Print every entry word for word, but omit the pictures.

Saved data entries
◇ ◇ ◇

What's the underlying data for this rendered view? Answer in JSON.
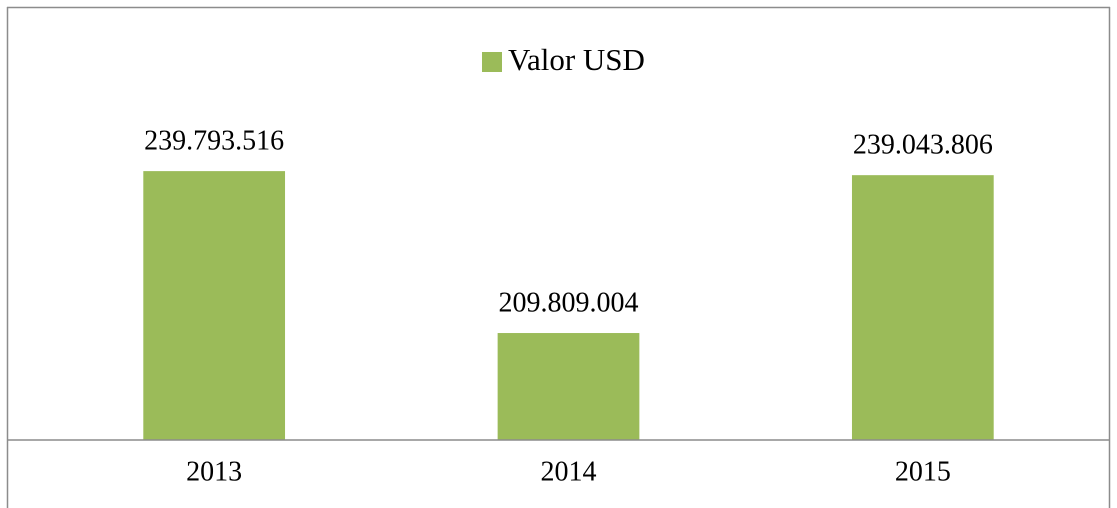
{
  "chart_data": {
    "type": "bar",
    "categories": [
      "2013",
      "2014",
      "2015"
    ],
    "series": [
      {
        "name": "Valor USD",
        "color": "#9bbb59",
        "values": [
          239793516,
          209809004,
          239043806
        ],
        "value_labels": [
          "239.793.516",
          "209.809.004",
          "239.043.806"
        ]
      }
    ],
    "ylim": [
      190000000,
      245000000
    ],
    "legend": "top"
  }
}
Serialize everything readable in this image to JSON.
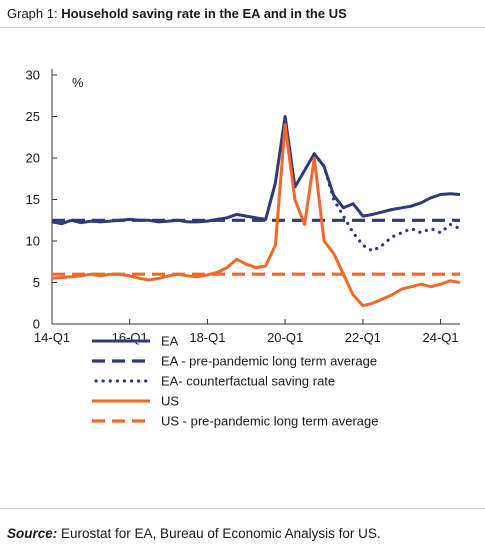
{
  "title": {
    "prefix": "Graph 1: ",
    "main": "Household saving rate in the EA and in the US"
  },
  "source": {
    "label": "Source:",
    "text": " Eurostat for EA, Bureau of Economic Analysis for US."
  },
  "colors": {
    "ea": "#2f3a78",
    "ea_counterfactual": "#2f3a78",
    "us": "#f0682a",
    "axis": "#333333"
  },
  "chart_data": {
    "type": "line",
    "ylabel": "%",
    "ylim": [
      0,
      30
    ],
    "y_ticks": [
      "0",
      "5",
      "10",
      "15",
      "20",
      "25",
      "30"
    ],
    "x_tick_labels": [
      "14-Q1",
      "16-Q1",
      "18-Q1",
      "20-Q1",
      "22-Q1",
      "24-Q1"
    ],
    "x_tick_positions": [
      0,
      8,
      16,
      24,
      32,
      40
    ],
    "x_range": [
      0,
      42
    ],
    "legend_position": "bottom",
    "series": [
      {
        "name": "EA",
        "style": "solid",
        "color": "#2f3a78",
        "x": [
          0,
          1,
          2,
          3,
          4,
          5,
          6,
          7,
          8,
          9,
          10,
          11,
          12,
          13,
          14,
          15,
          16,
          17,
          18,
          19,
          20,
          21,
          22,
          23,
          24,
          25,
          26,
          27,
          28,
          29,
          30,
          31,
          32,
          33,
          34,
          35,
          36,
          37,
          38,
          39,
          40,
          41,
          42
        ],
        "values": [
          12.3,
          12.1,
          12.5,
          12.2,
          12.4,
          12.3,
          12.4,
          12.5,
          12.6,
          12.5,
          12.5,
          12.3,
          12.4,
          12.5,
          12.3,
          12.3,
          12.4,
          12.6,
          12.8,
          13.2,
          13.0,
          12.8,
          12.6,
          17.0,
          25.0,
          16.5,
          18.5,
          20.5,
          19.0,
          15.5,
          14.0,
          14.5,
          13.0,
          13.2,
          13.5,
          13.8,
          14.0,
          14.2,
          14.6,
          15.2,
          15.6,
          15.7,
          15.6
        ]
      },
      {
        "name": "EA - pre-pandemic long term average",
        "style": "dashed",
        "color": "#2f3a78",
        "x": [
          0,
          42
        ],
        "values": [
          12.5,
          12.5
        ]
      },
      {
        "name": "EA- counterfactual saving rate",
        "style": "dotted",
        "color": "#2f3a78",
        "x": [
          27,
          28,
          29,
          30,
          31,
          32,
          33,
          34,
          35,
          36,
          37,
          38,
          39,
          40,
          41,
          42
        ],
        "values": [
          20.5,
          19.0,
          15.0,
          13.0,
          11.0,
          9.5,
          8.8,
          9.5,
          10.5,
          11.0,
          11.5,
          11.0,
          11.5,
          11.0,
          12.0,
          11.5
        ]
      },
      {
        "name": "US",
        "style": "solid",
        "color": "#f0682a",
        "x": [
          0,
          1,
          2,
          3,
          4,
          5,
          6,
          7,
          8,
          9,
          10,
          11,
          12,
          13,
          14,
          15,
          16,
          17,
          18,
          19,
          20,
          21,
          22,
          23,
          24,
          25,
          26,
          27,
          28,
          29,
          30,
          31,
          32,
          33,
          34,
          35,
          36,
          37,
          38,
          39,
          40,
          41,
          42
        ],
        "values": [
          5.5,
          5.6,
          5.7,
          5.8,
          6.0,
          5.8,
          6.0,
          6.0,
          5.8,
          5.5,
          5.3,
          5.5,
          5.8,
          6.0,
          5.8,
          5.7,
          5.9,
          6.2,
          6.8,
          7.8,
          7.2,
          6.8,
          7.0,
          9.5,
          24.0,
          15.0,
          12.0,
          20.0,
          10.0,
          8.5,
          6.0,
          3.5,
          2.2,
          2.5,
          3.0,
          3.5,
          4.2,
          4.5,
          4.8,
          4.5,
          4.8,
          5.2,
          5.0
        ]
      },
      {
        "name": "US -  pre-pandemic long term average",
        "style": "dashed",
        "color": "#f0682a",
        "x": [
          0,
          42
        ],
        "values": [
          6.0,
          6.0
        ]
      }
    ]
  }
}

◇ ◇ ◇

◆ The reply:
What's the underlying data for this rendered view? Answer in JSON.
{
  "chart_data": {
    "type": "bar",
    "categories": [
      "2013",
      "2014",
      "2015"
    ],
    "series": [
      {
        "name": "Valor USD",
        "color": "#9bbb59",
        "values": [
          239793516,
          209809004,
          239043806
        ],
        "value_labels": [
          "239.793.516",
          "209.809.004",
          "239.043.806"
        ]
      }
    ],
    "ylim": [
      190000000,
      245000000
    ],
    "legend": "top"
  }
}
Serialize everything readable in this image to JSON.
{
  "title": {
    "prefix": "Graph 1: ",
    "main": "Household saving rate in the EA and in the US"
  },
  "source": {
    "label": "Source:",
    "text": " Eurostat for EA, Bureau of Economic Analysis for US."
  },
  "colors": {
    "ea": "#2f3a78",
    "ea_counterfactual": "#2f3a78",
    "us": "#f0682a",
    "axis": "#333333"
  },
  "chart_data": {
    "type": "line",
    "ylabel": "%",
    "ylim": [
      0,
      30
    ],
    "y_ticks": [
      "0",
      "5",
      "10",
      "15",
      "20",
      "25",
      "30"
    ],
    "x_tick_labels": [
      "14-Q1",
      "16-Q1",
      "18-Q1",
      "20-Q1",
      "22-Q1",
      "24-Q1"
    ],
    "x_tick_positions": [
      0,
      8,
      16,
      24,
      32,
      40
    ],
    "x_range": [
      0,
      42
    ],
    "legend_position": "bottom",
    "series": [
      {
        "name": "EA",
        "style": "solid",
        "color": "#2f3a78",
        "x": [
          0,
          1,
          2,
          3,
          4,
          5,
          6,
          7,
          8,
          9,
          10,
          11,
          12,
          13,
          14,
          15,
          16,
          17,
          18,
          19,
          20,
          21,
          22,
          23,
          24,
          25,
          26,
          27,
          28,
          29,
          30,
          31,
          32,
          33,
          34,
          35,
          36,
          37,
          38,
          39,
          40,
          41,
          42
        ],
        "values": [
          12.3,
          12.1,
          12.5,
          12.2,
          12.4,
          12.3,
          12.4,
          12.5,
          12.6,
          12.5,
          12.5,
          12.3,
          12.4,
          12.5,
          12.3,
          12.3,
          12.4,
          12.6,
          12.8,
          13.2,
          13.0,
          12.8,
          12.6,
          17.0,
          25.0,
          16.5,
          18.5,
          20.5,
          19.0,
          15.5,
          14.0,
          14.5,
          13.0,
          13.2,
          13.5,
          13.8,
          14.0,
          14.2,
          14.6,
          15.2,
          15.6,
          15.7,
          15.6
        ]
      },
      {
        "name": "EA - pre-pandemic long term average",
        "style": "dashed",
        "color": "#2f3a78",
        "x": [
          0,
          42
        ],
        "values": [
          12.5,
          12.5
        ]
      },
      {
        "name": "EA- counterfactual saving rate",
        "style": "dotted",
        "color": "#2f3a78",
        "x": [
          27,
          28,
          29,
          30,
          31,
          32,
          33,
          34,
          35,
          36,
          37,
          38,
          39,
          40,
          41,
          42
        ],
        "values": [
          20.5,
          19.0,
          15.0,
          13.0,
          11.0,
          9.5,
          8.8,
          9.5,
          10.5,
          11.0,
          11.5,
          11.0,
          11.5,
          11.0,
          12.0,
          11.5
        ]
      },
      {
        "name": "US",
        "style": "solid",
        "color": "#f0682a",
        "x": [
          0,
          1,
          2,
          3,
          4,
          5,
          6,
          7,
          8,
          9,
          10,
          11,
          12,
          13,
          14,
          15,
          16,
          17,
          18,
          19,
          20,
          21,
          22,
          23,
          24,
          25,
          26,
          27,
          28,
          29,
          30,
          31,
          32,
          33,
          34,
          35,
          36,
          37,
          38,
          39,
          40,
          41,
          42
        ],
        "values": [
          5.5,
          5.6,
          5.7,
          5.8,
          6.0,
          5.8,
          6.0,
          6.0,
          5.8,
          5.5,
          5.3,
          5.5,
          5.8,
          6.0,
          5.8,
          5.7,
          5.9,
          6.2,
          6.8,
          7.8,
          7.2,
          6.8,
          7.0,
          9.5,
          24.0,
          15.0,
          12.0,
          20.0,
          10.0,
          8.5,
          6.0,
          3.5,
          2.2,
          2.5,
          3.0,
          3.5,
          4.2,
          4.5,
          4.8,
          4.5,
          4.8,
          5.2,
          5.0
        ]
      },
      {
        "name": "US -  pre-pandemic long term average",
        "style": "dashed",
        "color": "#f0682a",
        "x": [
          0,
          42
        ],
        "values": [
          6.0,
          6.0
        ]
      }
    ]
  }
}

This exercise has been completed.